** Task brief **
In the entries below, render the stretch from the line containing "nav-bar: 项目 [111,38,431,76]" through the line containing "battery-icon [748,18,767,28]" as a Markdown table with the columns Row and Line. Number each row and leave out blank lines.

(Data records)

──────

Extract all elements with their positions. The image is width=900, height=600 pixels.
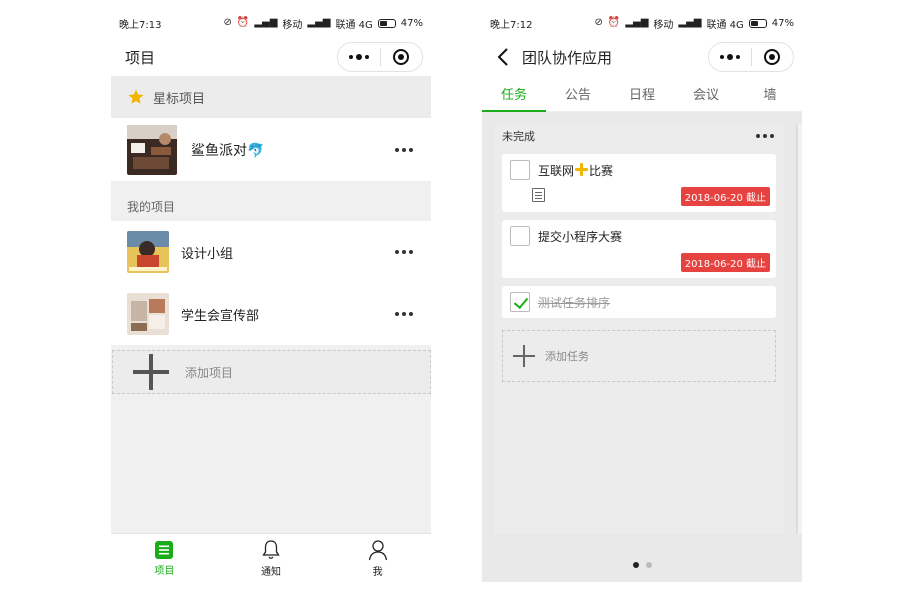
nav-bar: 项目 [111,38,431,76]
project-name: 学生会宣传部 [181,308,260,324]
status-time: 晚上7:12 [490,19,533,31]
project-name: 设计小组 [181,246,234,262]
next-column-peek[interactable] [796,124,802,534]
column-title: 未完成 [502,130,535,143]
tab-tasks[interactable]: 任务 [482,76,546,112]
page-indicator [482,562,802,568]
plus-icon [133,354,169,390]
status-bar: 晚上7:13 ⊘ ⏰ ▂▄▆ 移动 ▂▄▆ 联通 4G 47% [111,8,431,38]
plus-icon [513,345,535,367]
task-title: 提交小程序大赛 [538,229,623,244]
task-column-incomplete: 未完成 互联网 比赛 2018-06-20 截止 提交小程序大赛 2018-06-… [494,124,784,534]
tab-bar: 项目 通知 我 [111,533,431,582]
bell-icon [262,539,280,559]
battery-icon [748,18,767,28]
close-miniprogram-button[interactable] [752,43,794,71]
starred-section-title: 星标项目 [153,91,206,107]
signal-icon: ▂▄▆ [254,17,278,28]
starred-section-header: 星标项目 [111,76,431,118]
signal-icon: ▂▄▆ [307,17,331,28]
add-project-button[interactable]: 添加项目 [112,350,431,394]
target-icon [393,49,410,65]
list-icon [155,540,174,559]
alarm-icon: ⏰ [236,17,250,28]
plus-emoji-icon [575,162,589,176]
tab-label: 项目 [154,565,175,577]
task-card[interactable]: 互联网 比赛 2018-06-20 截止 [502,154,776,212]
task-checkbox[interactable] [510,160,530,180]
battery-percent: 47% [400,17,423,29]
page-title: 团队协作应用 [522,48,613,67]
tab-schedule[interactable]: 日程 [610,76,674,111]
back-button[interactable] [492,46,514,68]
due-date-badge: 2018-06-20 截止 [680,253,770,272]
more-icon [719,54,740,60]
task-title: 互联网 比赛 [538,162,614,178]
due-date-badge: 2018-06-20 截止 [680,187,770,206]
page-dot[interactable] [645,562,652,568]
add-task-button[interactable]: 添加任务 [502,330,776,382]
battery-percent: 47% [771,17,794,29]
my-section-title: 我的项目 [127,200,176,214]
task-checkbox[interactable] [510,226,530,246]
task-title: 测试任务排序 [538,295,611,310]
target-icon [764,49,781,65]
project-more-button[interactable] [395,312,413,316]
tab-wall[interactable]: 墙 [738,76,802,111]
carrier-2: 联通 4G [335,19,373,31]
project-more-button[interactable] [395,250,413,254]
project-thumbnail [127,124,177,175]
project-list: 星标项目 鲨鱼派对🐬 我的项目 设计小组 学生会宣传部 添加项目 [111,76,431,533]
chevron-left-icon [497,48,508,66]
page-title: 项目 [125,48,156,67]
alarm-icon: ⏰ [607,17,621,28]
tab-projects[interactable]: 项目 [111,534,218,582]
project-item[interactable]: 学生会宣传部 [111,283,431,345]
person-icon [368,539,387,560]
nav-bar: 团队协作应用 [482,38,802,76]
carrier-2: 联通 4G [706,19,744,31]
task-card[interactable]: 提交小程序大赛 2018-06-20 截止 [502,220,776,278]
page-dot[interactable] [632,562,639,568]
project-item[interactable]: 设计小组 [111,221,431,283]
column-more-button[interactable] [756,134,774,138]
top-tabs: 任务 公告 日程 会议 墙 [482,76,802,112]
more-options-button[interactable] [709,43,751,71]
tab-label: 通知 [261,566,281,578]
close-miniprogram-button[interactable] [381,43,423,71]
tab-announcements[interactable]: 公告 [546,76,610,111]
more-options-button[interactable] [338,43,380,71]
projects-screen: 晚上7:13 ⊘ ⏰ ▂▄▆ 移动 ▂▄▆ 联通 4G 47% 项目 星标项目 … [111,8,431,582]
tab-me[interactable]: 我 [324,534,431,582]
star-icon [128,89,144,104]
carrier-1: 移动 [282,19,303,31]
team-app-screen: 晚上7:12 ⊘ ⏰ ▂▄▆ 移动 ▂▄▆ 联通 4G 47% 团队协作应用 任… [482,8,802,582]
status-bar: 晚上7:12 ⊘ ⏰ ▂▄▆ 移动 ▂▄▆ 联通 4G 47% [482,8,802,38]
task-card[interactable]: 测试任务排序 [502,286,776,318]
add-task-label: 添加任务 [545,350,589,363]
tab-notifications[interactable]: 通知 [218,534,325,582]
project-item[interactable]: 鲨鱼派对🐬 [111,118,431,181]
tab-meetings[interactable]: 会议 [674,76,738,111]
add-project-label: 添加项目 [185,365,234,380]
menu-capsule [708,42,794,72]
task-checkbox[interactable] [510,292,530,312]
signal-icon: ▂▄▆ [625,17,649,28]
project-more-button[interactable] [395,147,413,152]
data-saver-icon: ⊘ [223,17,232,28]
status-time: 晚上7:13 [119,19,162,31]
more-icon [348,54,369,60]
signal-icon: ▂▄▆ [678,17,702,28]
tab-label: 我 [372,566,383,578]
project-name: 鲨鱼派对🐬 [191,142,265,159]
project-thumbnail [127,293,169,335]
menu-capsule [337,42,423,72]
task-board: 未完成 互联网 比赛 2018-06-20 截止 提交小程序大赛 2018-06-… [482,112,802,582]
project-thumbnail [127,231,169,273]
carrier-1: 移动 [653,19,674,31]
data-saver-icon: ⊘ [594,17,603,28]
battery-icon [377,18,396,28]
description-icon [532,188,545,202]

──────

** Task solution **
| Row | Line |
|---|---|
| 1 | nav-bar: 项目 [111,38,431,76] |
| 2 | project-name: 学生会宣传部 [181,308,260,324] |
| 3 | status-time: 晚上7:12 [490,19,533,31] |
| 4 | project-name: 设计小组 [181,246,234,262] |
| 5 | next-column-peek[interactable] [796,124,802,534] |
| 6 | column-title: 未完成 [502,130,535,143] |
| 7 | tab-tasks[interactable]: 任务 [482,76,546,112] |
| 8 | page-indicator [482,562,802,568] |
| 9 | plus-icon [133,354,169,390] |
| 10 | status-bar: 晚上7:13 ⊘ ⏰ ▂▄▆ 移动 ▂▄▆ 联通 4G 47% [111,8,431,38] |
| 11 | plus-icon [513,345,535,367] |
| 12 | task-title: 提交小程序大赛 [538,229,623,244] |
| 13 | task-column-incomplete: 未完成 互联网 比赛 2018-06-20 截止 提交小程序大赛 2018-06-… [494,124,784,534] |
| 14 | tab-bar: 项目 通知 我 [111,533,431,582] |
| 15 | bell-icon [262,539,280,559] |
| 16 | battery-icon [748,18,767,28] |